* Task
In the entries below, count every line with the string "促进教师专业成长". State the count and nothing else.

* Provided records
══════════

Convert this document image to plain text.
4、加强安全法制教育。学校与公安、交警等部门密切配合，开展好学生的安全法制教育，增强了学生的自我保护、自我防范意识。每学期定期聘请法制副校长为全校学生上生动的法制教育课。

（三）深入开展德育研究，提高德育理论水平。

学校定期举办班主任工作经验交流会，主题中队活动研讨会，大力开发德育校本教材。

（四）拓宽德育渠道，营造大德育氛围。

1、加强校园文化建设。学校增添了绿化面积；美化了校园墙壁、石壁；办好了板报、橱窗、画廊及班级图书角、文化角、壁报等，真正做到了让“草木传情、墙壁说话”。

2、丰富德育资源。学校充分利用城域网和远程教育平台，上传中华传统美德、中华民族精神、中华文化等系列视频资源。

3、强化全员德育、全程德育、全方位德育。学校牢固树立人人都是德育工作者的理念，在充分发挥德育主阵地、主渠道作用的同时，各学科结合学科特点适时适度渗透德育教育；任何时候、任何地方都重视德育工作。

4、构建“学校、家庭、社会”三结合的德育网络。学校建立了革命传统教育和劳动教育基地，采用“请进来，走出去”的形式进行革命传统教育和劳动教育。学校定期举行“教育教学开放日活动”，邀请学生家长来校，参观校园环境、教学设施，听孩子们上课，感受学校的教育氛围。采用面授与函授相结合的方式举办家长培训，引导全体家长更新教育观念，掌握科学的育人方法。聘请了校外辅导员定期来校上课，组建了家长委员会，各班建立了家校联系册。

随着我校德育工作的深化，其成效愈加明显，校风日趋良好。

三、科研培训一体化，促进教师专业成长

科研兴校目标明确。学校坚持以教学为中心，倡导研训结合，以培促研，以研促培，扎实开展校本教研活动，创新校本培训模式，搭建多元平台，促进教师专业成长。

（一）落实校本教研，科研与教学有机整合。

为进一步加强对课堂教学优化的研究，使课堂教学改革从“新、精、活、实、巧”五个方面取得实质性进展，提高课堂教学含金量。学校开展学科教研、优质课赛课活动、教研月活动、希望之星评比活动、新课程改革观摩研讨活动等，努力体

══════════

* Response for this exercise
2